STATED PROBLEM | Reproduce all entries word for word.

Saved data entries:
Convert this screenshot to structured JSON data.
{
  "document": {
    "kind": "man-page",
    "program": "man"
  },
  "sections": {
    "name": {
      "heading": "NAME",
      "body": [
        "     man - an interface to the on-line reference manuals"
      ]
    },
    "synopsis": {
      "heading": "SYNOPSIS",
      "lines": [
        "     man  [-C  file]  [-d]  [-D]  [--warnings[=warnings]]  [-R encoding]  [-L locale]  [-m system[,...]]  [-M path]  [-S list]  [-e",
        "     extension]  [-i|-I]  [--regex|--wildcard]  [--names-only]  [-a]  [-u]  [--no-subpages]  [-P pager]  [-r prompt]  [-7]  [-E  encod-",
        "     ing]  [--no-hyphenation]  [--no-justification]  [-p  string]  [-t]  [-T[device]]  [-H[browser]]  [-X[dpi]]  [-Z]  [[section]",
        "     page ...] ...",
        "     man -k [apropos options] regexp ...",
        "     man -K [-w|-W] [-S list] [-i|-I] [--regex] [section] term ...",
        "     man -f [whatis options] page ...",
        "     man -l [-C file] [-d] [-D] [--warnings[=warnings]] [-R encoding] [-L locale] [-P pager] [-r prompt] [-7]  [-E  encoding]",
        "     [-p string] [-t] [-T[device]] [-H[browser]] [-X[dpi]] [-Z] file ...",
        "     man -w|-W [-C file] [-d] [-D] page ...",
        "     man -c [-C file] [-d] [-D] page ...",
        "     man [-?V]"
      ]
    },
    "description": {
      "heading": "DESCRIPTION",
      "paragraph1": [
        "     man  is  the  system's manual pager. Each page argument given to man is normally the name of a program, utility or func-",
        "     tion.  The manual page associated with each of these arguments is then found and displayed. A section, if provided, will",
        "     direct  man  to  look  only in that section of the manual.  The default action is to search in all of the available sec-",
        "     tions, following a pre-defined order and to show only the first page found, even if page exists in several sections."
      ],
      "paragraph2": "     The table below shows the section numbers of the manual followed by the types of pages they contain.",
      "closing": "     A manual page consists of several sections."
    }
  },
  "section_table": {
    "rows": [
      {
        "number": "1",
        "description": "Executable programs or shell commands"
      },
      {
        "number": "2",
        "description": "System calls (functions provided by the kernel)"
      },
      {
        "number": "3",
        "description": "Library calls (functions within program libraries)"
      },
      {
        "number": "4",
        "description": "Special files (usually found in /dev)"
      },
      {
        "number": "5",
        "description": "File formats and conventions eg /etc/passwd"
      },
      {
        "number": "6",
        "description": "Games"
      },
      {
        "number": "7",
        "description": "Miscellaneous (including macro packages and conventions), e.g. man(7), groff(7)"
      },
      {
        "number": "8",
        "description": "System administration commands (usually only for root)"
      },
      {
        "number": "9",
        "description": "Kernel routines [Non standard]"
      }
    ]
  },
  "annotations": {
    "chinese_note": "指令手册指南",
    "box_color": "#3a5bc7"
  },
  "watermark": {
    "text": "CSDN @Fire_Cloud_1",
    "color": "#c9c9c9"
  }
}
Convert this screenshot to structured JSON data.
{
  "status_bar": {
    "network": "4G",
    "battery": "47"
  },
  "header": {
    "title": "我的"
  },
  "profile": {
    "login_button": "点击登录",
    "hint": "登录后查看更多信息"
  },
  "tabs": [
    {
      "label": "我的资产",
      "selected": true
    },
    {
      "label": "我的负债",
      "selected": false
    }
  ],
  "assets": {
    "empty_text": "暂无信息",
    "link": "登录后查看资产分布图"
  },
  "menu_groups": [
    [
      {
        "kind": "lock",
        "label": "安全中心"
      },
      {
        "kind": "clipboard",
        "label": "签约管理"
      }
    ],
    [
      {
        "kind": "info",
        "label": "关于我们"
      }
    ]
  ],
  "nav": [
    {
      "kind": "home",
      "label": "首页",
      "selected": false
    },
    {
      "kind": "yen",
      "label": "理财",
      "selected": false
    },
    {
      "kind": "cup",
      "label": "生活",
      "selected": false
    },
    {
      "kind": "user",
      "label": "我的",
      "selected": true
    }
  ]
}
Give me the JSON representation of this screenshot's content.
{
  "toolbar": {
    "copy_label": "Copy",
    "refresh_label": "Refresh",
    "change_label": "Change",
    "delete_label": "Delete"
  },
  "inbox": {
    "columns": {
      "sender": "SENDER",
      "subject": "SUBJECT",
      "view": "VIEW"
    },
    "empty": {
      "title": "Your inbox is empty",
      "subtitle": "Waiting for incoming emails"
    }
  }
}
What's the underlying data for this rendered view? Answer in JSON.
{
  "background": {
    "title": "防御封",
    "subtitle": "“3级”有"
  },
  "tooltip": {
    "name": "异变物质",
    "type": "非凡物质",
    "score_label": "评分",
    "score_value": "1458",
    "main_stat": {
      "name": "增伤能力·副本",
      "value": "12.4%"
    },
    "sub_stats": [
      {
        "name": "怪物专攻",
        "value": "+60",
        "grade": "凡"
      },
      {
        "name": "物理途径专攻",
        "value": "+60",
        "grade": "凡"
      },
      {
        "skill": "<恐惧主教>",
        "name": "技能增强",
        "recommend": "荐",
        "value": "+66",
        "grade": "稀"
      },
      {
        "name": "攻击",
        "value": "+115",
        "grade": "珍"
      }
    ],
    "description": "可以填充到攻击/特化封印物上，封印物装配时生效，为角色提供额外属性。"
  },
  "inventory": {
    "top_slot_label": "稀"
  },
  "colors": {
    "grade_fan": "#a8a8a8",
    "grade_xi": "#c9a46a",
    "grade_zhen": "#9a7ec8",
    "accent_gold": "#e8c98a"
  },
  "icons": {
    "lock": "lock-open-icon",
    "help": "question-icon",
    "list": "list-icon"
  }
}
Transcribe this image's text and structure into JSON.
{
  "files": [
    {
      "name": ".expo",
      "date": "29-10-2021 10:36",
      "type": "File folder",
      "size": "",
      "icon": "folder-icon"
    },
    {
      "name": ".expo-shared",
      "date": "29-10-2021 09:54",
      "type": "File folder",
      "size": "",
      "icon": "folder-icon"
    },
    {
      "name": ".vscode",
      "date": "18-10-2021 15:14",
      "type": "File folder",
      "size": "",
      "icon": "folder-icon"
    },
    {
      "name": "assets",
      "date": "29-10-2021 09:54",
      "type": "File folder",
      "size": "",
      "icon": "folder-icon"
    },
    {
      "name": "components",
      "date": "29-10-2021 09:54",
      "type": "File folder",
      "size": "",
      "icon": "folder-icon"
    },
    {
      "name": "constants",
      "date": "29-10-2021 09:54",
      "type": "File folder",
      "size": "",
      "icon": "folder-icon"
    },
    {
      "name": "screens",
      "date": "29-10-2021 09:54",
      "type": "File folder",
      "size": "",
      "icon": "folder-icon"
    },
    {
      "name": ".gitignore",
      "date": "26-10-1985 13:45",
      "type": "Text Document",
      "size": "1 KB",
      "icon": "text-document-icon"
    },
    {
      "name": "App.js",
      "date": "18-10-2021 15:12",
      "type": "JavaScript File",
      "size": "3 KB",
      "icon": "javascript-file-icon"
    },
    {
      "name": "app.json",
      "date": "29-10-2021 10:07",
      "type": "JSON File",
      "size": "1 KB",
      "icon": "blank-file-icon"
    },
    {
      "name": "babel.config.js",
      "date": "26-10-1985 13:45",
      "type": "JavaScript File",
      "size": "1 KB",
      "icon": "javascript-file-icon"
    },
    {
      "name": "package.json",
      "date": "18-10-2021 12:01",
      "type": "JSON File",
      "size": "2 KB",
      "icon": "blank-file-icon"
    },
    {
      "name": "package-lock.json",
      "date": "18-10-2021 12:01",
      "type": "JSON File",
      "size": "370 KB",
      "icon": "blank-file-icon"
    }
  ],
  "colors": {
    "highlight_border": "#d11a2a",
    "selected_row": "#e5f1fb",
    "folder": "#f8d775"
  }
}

OUTPUT FOR THIS TASK |
Convert this screenshot to structured JSON data.
{
  "document": {
    "kind": "man-page",
    "program": "man"
  },
  "sections": {
    "name": {
      "heading": "NAME",
      "body": [
        "     man - an interface to the on-line reference manuals"
      ]
    },
    "synopsis": {
      "heading": "SYNOPSIS",
      "lines": [
        "     man  [-C  file]  [-d]  [-D]  [--warnings[=warnings]]  [-R encoding]  [-L locale]  [-m system[,...]]  [-M path]  [-S list]  [-e",
        "     extension]  [-i|-I]  [--regex|--wildcard]  [--names-only]  [-a]  [-u]  [--no-subpages]  [-P pager]  [-r prompt]  [-7]  [-E  encod-",
        "     ing]  [--no-hyphenation]  [--no-justification]  [-p  string]  [-t]  [-T[device]]  [-H[browser]]  [-X[dpi]]  [-Z]  [[section]",
        "     page ...] ...",
        "     man -k [apropos options] regexp ...",
        "     man -K [-w|-W] [-S list] [-i|-I] [--regex] [section] term ...",
        "     man -f [whatis options] page ...",
        "     man -l [-C file] [-d] [-D] [--warnings[=warnings]] [-R encoding] [-L locale] [-P pager] [-r prompt] [-7]  [-E  encoding]",
        "     [-p string] [-t] [-T[device]] [-H[browser]] [-X[dpi]] [-Z] file ...",
        "     man -w|-W [-C file] [-d] [-D] page ...",
        "     man -c [-C file] [-d] [-D] page ...",
        "     man [-?V]"
      ]
    },
    "description": {
      "heading": "DESCRIPTION",
      "paragraph1": [
        "     man  is  the  system's manual pager. Each page argument given to man is normally the name of a program, utility or func-",
        "     tion.  The manual page associated with each of these arguments is then found and displayed. A section, if provided, will",
        "     direct  man  to  look  only in that section of the manual.  The default action is to search in all of the available sec-",
        "     tions, following a pre-defined order and to show only the first page found, even if page exists in several sections."
      ],
      "paragraph2": "     The table below shows the section numbers of the manual followed by the types of pages they contain.",
      "closing": "     A manual page consists of several sections."
    }
  },
  "section_table": {
    "rows": [
      {
        "number": "1",
        "description": "Executable programs or shell commands"
      },
      {
        "number": "2",
        "description": "System calls (functions provided by the kernel)"
      },
      {
        "number": "3",
        "description": "Library calls (functions within program libraries)"
      },
      {
        "number": "4",
        "description": "Special files (usually found in /dev)"
      },
      {
        "number": "5",
        "description": "File formats and conventions eg /etc/passwd"
      },
      {
        "number": "6",
        "description": "Games"
      },
      {
        "number": "7",
        "description": "Miscellaneous (including macro packages and conventions), e.g. man(7), groff(7)"
      },
      {
        "number": "8",
        "description": "System administration commands (usually only for root)"
      },
      {
        "number": "9",
        "description": "Kernel routines [Non standard]"
      }
    ]
  },
  "annotations": {
    "chinese_note": "指令手册指南",
    "box_color": "#3a5bc7"
  },
  "watermark": {
    "text": "CSDN @Fire_Cloud_1",
    "color": "#c9c9c9"
  }
}
Convert this screenshot to structured JSON data.
{
  "status_bar": {
    "network": "4G",
    "battery": "47"
  },
  "header": {
    "title": "我的"
  },
  "profile": {
    "login_button": "点击登录",
    "hint": "登录后查看更多信息"
  },
  "tabs": [
    {
      "label": "我的资产",
      "selected": true
    },
    {
      "label": "我的负债",
      "selected": false
    }
  ],
  "assets": {
    "empty_text": "暂无信息",
    "link": "登录后查看资产分布图"
  },
  "menu_groups": [
    [
      {
        "kind": "lock",
        "label": "安全中心"
      },
      {
        "kind": "clipboard",
        "label": "签约管理"
      }
    ],
    [
      {
        "kind": "info",
        "label": "关于我们"
      }
    ]
  ],
  "nav": [
    {
      "kind": "home",
      "label": "首页",
      "selected": false
    },
    {
      "kind": "yen",
      "label": "理财",
      "selected": false
    },
    {
      "kind": "cup",
      "label": "生活",
      "selected": false
    },
    {
      "kind": "user",
      "label": "我的",
      "selected": true
    }
  ]
}
Give me the JSON representation of this screenshot's content.
{
  "toolbar": {
    "copy_label": "Copy",
    "refresh_label": "Refresh",
    "change_label": "Change",
    "delete_label": "Delete"
  },
  "inbox": {
    "columns": {
      "sender": "SENDER",
      "subject": "SUBJECT",
      "view": "VIEW"
    },
    "empty": {
      "title": "Your inbox is empty",
      "subtitle": "Waiting for incoming emails"
    }
  }
}
What's the underlying data for this rendered view? Answer in JSON.
{
  "background": {
    "title": "防御封",
    "subtitle": "“3级”有"
  },
  "tooltip": {
    "name": "异变物质",
    "type": "非凡物质",
    "score_label": "评分",
    "score_value": "1458",
    "main_stat": {
      "name": "增伤能力·副本",
      "value": "12.4%"
    },
    "sub_stats": [
      {
        "name": "怪物专攻",
        "value": "+60",
        "grade": "凡"
      },
      {
        "name": "物理途径专攻",
        "value": "+60",
        "grade": "凡"
      },
      {
        "skill": "<恐惧主教>",
        "name": "技能增强",
        "recommend": "荐",
        "value": "+66",
        "grade": "稀"
      },
      {
        "name": "攻击",
        "value": "+115",
        "grade": "珍"
      }
    ],
    "description": "可以填充到攻击/特化封印物上，封印物装配时生效，为角色提供额外属性。"
  },
  "inventory": {
    "top_slot_label": "稀"
  },
  "colors": {
    "grade_fan": "#a8a8a8",
    "grade_xi": "#c9a46a",
    "grade_zhen": "#9a7ec8",
    "accent_gold": "#e8c98a"
  },
  "icons": {
    "lock": "lock-open-icon",
    "help": "question-icon",
    "list": "list-icon"
  }
}
Transcribe this image's text and structure into JSON.
{
  "files": [
    {
      "name": ".expo",
      "date": "29-10-2021 10:36",
      "type": "File folder",
      "size": "",
      "icon": "folder-icon"
    },
    {
      "name": ".expo-shared",
      "date": "29-10-2021 09:54",
      "type": "File folder",
      "size": "",
      "icon": "folder-icon"
    },
    {
      "name": ".vscode",
      "date": "18-10-2021 15:14",
      "type": "File folder",
      "size": "",
      "icon": "folder-icon"
    },
    {
      "name": "assets",
      "date": "29-10-2021 09:54",
      "type": "File folder",
      "size": "",
      "icon": "folder-icon"
    },
    {
      "name": "components",
      "date": "29-10-2021 09:54",
      "type": "File folder",
      "size": "",
      "icon": "folder-icon"
    },
    {
      "name": "constants",
      "date": "29-10-2021 09:54",
      "type": "File folder",
      "size": "",
      "icon": "folder-icon"
    },
    {
      "name": "screens",
      "date": "29-10-2021 09:54",
      "type": "File folder",
      "size": "",
      "icon": "folder-icon"
    },
    {
      "name": ".gitignore",
      "date": "26-10-1985 13:45",
      "type": "Text Document",
      "size": "1 KB",
      "icon": "text-document-icon"
    },
    {
      "name": "App.js",
      "date": "18-10-2021 15:12",
      "type": "JavaScript File",
      "size": "3 KB",
      "icon": "javascript-file-icon"
    },
    {
      "name": "app.json",
      "date": "29-10-2021 10:07",
      "type": "JSON File",
      "size": "1 KB",
      "icon": "blank-file-icon"
    },
    {
      "name": "babel.config.js",
      "date": "26-10-1985 13:45",
      "type": "JavaScript File",
      "size": "1 KB",
      "icon": "javascript-file-icon"
    },
    {
      "name": "package.json",
      "date": "18-10-2021 12:01",
      "type": "JSON File",
      "size": "2 KB",
      "icon": "blank-file-icon"
    },
    {
      "name": "package-lock.json",
      "date": "18-10-2021 12:01",
      "type": "JSON File",
      "size": "370 KB",
      "icon": "blank-file-icon"
    }
  ],
  "colors": {
    "highlight_border": "#d11a2a",
    "selected_row": "#e5f1fb",
    "folder": "#f8d775"
  }
}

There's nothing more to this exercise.